(Rows from a figure dataset)

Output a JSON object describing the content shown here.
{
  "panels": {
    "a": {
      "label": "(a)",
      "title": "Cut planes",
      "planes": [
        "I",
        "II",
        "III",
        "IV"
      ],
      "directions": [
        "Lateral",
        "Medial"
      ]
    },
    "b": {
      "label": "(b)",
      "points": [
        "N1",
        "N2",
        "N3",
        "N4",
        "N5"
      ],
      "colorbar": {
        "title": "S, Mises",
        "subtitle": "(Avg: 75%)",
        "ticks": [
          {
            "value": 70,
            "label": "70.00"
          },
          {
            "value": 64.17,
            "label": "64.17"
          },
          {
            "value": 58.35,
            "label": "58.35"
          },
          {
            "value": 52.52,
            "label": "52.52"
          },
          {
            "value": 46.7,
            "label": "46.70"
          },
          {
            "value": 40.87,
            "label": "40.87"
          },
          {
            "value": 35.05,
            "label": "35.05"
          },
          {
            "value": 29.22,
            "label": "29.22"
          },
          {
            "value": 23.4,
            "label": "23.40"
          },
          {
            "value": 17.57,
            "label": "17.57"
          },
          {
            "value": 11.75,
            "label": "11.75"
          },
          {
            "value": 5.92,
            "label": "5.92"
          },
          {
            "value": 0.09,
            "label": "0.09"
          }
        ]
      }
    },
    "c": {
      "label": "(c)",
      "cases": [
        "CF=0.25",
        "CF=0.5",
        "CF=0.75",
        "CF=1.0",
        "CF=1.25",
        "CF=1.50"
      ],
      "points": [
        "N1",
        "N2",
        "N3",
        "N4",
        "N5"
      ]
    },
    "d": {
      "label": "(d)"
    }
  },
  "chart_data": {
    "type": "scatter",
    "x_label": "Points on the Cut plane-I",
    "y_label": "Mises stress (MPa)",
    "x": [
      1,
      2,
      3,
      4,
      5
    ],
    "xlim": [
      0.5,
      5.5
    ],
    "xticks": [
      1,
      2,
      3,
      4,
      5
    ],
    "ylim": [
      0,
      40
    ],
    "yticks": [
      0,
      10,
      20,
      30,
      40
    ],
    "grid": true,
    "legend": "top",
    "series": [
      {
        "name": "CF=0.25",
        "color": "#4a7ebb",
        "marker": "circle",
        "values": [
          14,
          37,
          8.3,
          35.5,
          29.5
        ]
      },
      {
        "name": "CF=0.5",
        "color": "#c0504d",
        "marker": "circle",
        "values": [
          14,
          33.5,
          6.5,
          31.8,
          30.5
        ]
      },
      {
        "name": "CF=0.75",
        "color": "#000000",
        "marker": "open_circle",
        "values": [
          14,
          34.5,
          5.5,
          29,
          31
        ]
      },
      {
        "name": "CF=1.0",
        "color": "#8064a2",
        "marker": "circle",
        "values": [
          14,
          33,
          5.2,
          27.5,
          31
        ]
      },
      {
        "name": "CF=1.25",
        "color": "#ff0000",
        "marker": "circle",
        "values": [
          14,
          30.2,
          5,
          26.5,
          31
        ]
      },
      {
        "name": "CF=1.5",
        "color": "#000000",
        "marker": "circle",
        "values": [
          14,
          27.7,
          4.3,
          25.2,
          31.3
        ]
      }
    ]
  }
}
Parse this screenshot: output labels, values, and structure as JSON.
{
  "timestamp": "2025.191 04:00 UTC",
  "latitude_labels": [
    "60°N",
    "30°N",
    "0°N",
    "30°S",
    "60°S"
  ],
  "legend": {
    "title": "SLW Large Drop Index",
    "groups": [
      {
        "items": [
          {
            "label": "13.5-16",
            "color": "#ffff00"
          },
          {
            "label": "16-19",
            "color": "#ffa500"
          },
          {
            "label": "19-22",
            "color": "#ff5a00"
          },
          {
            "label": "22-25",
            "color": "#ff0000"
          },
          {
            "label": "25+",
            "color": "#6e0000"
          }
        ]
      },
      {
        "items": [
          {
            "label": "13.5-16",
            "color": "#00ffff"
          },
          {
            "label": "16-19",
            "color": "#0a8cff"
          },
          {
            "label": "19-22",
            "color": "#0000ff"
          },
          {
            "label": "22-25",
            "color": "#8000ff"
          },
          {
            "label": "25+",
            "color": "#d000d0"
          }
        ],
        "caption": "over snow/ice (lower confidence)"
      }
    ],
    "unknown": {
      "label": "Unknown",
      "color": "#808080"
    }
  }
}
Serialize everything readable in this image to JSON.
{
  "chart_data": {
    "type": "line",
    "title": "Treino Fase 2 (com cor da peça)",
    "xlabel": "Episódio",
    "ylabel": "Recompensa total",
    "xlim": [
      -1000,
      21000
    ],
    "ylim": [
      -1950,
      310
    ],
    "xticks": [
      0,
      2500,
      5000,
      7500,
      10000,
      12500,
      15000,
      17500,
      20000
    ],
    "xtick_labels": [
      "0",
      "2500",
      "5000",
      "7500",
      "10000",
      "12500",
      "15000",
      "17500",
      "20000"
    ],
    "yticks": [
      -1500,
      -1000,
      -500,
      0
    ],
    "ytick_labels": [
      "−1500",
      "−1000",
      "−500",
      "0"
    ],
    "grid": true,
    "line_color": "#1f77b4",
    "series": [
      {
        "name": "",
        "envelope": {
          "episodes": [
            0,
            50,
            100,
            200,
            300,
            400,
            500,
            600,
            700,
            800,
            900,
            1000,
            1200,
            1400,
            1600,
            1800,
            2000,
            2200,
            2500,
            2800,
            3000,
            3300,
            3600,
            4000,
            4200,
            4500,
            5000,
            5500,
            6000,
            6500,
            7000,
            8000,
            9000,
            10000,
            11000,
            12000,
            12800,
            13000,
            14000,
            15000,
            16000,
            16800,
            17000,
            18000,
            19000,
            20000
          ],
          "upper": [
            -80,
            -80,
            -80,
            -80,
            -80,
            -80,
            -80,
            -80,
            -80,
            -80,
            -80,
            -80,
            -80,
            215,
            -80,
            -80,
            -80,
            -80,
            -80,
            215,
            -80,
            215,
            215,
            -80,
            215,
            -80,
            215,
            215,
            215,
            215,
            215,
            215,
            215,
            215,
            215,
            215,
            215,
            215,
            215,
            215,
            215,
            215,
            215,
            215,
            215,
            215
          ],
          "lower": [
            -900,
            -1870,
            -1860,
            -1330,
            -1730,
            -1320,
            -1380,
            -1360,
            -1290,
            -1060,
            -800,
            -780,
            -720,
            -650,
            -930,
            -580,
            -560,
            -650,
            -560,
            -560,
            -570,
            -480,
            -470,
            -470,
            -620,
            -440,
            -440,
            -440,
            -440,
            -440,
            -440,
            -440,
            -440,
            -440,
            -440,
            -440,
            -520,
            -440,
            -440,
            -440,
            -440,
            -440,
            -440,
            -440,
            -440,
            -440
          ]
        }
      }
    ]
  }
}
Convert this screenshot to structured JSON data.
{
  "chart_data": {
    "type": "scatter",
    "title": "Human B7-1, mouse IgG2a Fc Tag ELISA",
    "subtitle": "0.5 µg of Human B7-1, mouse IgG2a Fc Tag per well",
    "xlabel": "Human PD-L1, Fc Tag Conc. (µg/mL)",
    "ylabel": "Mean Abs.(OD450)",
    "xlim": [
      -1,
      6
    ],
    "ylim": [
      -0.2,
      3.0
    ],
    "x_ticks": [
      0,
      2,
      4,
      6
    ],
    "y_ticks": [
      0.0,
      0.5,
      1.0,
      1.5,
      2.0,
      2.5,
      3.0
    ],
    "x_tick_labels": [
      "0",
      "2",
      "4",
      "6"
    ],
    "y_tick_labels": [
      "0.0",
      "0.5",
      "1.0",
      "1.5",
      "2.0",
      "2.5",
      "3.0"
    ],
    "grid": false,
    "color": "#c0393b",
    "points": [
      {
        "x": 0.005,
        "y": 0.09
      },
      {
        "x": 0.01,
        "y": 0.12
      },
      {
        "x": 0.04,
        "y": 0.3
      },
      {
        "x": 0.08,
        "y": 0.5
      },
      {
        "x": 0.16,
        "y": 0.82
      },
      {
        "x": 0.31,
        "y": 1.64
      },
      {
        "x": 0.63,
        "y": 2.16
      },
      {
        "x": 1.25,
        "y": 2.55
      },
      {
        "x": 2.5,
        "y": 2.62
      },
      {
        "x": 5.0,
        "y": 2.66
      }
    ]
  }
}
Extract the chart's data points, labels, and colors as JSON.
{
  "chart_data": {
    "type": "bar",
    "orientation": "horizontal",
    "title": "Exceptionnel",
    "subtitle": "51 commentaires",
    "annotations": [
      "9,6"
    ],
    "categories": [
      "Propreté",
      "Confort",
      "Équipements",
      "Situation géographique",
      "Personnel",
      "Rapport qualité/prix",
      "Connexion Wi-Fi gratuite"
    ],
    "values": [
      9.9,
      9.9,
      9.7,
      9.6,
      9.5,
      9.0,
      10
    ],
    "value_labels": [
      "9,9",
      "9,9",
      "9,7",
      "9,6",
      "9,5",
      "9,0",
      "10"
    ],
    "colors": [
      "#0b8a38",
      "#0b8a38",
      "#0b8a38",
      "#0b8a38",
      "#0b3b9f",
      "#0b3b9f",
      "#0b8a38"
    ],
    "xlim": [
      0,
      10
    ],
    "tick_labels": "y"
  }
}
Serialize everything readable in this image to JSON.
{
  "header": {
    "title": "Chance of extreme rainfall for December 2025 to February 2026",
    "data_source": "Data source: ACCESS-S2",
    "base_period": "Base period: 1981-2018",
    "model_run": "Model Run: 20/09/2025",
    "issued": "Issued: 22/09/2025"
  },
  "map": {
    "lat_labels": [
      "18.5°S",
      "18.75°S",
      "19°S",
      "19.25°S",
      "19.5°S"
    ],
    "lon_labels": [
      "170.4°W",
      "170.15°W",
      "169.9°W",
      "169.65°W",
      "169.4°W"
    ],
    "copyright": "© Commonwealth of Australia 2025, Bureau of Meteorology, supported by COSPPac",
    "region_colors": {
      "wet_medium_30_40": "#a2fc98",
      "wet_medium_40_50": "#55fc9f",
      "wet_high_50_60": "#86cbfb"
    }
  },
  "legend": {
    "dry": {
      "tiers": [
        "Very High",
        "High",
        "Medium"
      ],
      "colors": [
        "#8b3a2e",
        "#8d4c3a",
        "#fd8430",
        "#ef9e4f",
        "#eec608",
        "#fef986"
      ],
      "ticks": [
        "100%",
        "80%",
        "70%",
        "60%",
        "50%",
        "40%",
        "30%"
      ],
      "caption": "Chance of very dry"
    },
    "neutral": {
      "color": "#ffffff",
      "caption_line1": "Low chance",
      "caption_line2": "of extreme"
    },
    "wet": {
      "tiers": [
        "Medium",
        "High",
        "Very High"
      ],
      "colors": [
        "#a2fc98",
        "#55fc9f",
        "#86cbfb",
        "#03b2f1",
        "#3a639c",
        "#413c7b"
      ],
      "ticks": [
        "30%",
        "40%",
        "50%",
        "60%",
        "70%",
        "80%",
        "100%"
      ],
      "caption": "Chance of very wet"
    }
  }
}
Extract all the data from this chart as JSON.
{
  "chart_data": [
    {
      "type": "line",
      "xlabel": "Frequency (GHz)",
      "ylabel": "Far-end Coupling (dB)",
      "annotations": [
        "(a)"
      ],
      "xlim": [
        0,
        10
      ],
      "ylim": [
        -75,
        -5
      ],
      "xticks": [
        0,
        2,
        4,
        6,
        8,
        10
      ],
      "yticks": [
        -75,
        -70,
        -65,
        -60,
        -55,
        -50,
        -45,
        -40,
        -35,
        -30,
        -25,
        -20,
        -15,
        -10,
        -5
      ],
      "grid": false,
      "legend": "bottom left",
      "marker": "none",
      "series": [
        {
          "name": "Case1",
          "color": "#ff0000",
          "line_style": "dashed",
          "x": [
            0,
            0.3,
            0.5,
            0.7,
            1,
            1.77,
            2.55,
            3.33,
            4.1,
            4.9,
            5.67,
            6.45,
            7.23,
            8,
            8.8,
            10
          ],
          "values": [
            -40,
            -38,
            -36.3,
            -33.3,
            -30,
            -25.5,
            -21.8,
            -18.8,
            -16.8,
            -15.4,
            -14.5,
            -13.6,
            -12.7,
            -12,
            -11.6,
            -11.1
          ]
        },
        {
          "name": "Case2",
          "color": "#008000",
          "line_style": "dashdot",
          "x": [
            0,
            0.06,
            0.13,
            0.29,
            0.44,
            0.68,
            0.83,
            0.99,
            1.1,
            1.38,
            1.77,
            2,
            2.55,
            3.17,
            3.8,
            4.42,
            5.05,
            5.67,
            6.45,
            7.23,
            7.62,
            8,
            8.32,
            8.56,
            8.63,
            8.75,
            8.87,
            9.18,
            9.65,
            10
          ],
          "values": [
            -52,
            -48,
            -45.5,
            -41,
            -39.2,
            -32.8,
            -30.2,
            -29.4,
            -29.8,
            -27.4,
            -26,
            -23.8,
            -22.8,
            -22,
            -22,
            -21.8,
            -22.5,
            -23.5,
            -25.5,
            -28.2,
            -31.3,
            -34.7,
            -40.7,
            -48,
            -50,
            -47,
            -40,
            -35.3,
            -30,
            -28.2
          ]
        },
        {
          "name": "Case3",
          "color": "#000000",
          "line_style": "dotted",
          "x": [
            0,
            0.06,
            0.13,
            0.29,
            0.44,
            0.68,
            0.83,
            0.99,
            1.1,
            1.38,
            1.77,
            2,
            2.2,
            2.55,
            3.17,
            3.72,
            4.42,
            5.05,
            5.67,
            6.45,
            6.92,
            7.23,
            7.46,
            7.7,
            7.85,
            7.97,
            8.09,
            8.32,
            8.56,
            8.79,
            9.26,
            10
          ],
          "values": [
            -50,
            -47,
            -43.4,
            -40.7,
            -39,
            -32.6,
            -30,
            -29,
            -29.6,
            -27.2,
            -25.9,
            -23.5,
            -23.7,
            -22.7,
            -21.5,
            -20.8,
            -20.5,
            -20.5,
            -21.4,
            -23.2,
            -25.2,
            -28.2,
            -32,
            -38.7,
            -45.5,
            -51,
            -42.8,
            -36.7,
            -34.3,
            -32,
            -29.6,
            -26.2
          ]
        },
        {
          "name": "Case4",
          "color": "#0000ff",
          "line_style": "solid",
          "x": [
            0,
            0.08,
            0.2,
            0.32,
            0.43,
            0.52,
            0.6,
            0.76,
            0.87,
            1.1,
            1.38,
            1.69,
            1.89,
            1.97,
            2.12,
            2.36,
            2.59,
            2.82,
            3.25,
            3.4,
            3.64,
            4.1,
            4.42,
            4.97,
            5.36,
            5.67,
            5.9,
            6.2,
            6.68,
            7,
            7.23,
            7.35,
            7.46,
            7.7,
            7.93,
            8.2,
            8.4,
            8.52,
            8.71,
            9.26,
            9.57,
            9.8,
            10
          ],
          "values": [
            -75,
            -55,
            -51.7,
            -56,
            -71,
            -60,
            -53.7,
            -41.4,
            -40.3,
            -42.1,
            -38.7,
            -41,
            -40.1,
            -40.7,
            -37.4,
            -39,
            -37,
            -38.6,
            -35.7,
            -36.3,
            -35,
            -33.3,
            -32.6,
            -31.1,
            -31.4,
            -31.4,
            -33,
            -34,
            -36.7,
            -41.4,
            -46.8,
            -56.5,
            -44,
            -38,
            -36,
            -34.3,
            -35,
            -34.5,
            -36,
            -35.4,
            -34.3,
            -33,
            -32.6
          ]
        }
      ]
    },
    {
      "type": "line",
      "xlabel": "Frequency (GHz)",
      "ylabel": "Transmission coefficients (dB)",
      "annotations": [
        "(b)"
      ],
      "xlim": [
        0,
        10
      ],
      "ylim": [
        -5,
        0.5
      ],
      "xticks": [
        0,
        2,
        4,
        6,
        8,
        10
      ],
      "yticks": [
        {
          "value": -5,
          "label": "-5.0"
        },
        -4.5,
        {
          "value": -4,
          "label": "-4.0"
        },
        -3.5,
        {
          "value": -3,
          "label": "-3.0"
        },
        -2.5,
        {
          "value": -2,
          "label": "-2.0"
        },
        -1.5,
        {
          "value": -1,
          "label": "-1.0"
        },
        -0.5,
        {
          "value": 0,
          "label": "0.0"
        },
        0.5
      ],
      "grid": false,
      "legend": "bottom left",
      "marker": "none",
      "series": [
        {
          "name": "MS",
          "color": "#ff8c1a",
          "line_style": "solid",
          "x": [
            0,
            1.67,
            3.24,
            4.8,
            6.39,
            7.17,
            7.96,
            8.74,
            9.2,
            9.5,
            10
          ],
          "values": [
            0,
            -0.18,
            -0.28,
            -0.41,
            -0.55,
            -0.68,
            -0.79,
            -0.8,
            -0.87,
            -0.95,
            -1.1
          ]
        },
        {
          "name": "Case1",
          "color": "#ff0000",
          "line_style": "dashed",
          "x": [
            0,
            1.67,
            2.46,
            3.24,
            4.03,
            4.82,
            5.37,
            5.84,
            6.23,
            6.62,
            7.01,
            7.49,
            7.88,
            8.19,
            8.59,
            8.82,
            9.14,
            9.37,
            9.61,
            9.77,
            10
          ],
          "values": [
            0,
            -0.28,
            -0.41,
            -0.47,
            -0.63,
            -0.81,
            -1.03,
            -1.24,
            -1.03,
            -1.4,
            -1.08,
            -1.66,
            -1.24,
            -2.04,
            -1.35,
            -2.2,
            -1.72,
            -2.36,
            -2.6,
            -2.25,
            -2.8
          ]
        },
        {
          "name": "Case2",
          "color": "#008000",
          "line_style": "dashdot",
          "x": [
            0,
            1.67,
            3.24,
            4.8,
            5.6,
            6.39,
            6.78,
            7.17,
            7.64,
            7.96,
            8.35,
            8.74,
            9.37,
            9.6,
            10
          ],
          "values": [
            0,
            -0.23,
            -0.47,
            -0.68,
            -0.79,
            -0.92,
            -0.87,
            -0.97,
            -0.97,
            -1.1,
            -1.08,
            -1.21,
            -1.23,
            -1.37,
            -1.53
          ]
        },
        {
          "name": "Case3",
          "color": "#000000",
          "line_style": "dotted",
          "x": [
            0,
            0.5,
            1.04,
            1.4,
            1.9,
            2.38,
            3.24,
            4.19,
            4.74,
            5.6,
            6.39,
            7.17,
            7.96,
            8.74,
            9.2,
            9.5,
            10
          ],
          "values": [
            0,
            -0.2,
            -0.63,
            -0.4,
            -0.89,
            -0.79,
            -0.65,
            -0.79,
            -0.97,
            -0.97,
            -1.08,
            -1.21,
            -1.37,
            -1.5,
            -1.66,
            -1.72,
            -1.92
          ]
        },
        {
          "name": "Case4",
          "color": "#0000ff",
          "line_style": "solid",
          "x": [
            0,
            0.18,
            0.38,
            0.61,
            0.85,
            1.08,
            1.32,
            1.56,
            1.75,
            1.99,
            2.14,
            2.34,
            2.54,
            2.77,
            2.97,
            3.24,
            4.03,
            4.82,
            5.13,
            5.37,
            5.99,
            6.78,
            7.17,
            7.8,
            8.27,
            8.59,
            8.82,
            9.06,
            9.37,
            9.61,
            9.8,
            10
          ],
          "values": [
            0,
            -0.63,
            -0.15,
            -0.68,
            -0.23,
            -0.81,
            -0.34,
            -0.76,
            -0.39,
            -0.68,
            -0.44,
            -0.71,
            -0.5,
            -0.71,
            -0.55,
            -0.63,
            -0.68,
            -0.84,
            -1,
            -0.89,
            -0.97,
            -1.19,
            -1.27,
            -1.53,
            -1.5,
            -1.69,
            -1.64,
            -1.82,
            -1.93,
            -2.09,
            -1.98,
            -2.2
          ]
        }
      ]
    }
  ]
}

WHAT THE TASK REQUIRES:
From the entries above, extract each line containing "subtitle".

REPLY:
        "subtitle": "(Avg: 75%)",
    "subtitle": "0.5 µg of Human B7-1, mouse IgG2a Fc Tag per well",
    "subtitle": "51 commentaires",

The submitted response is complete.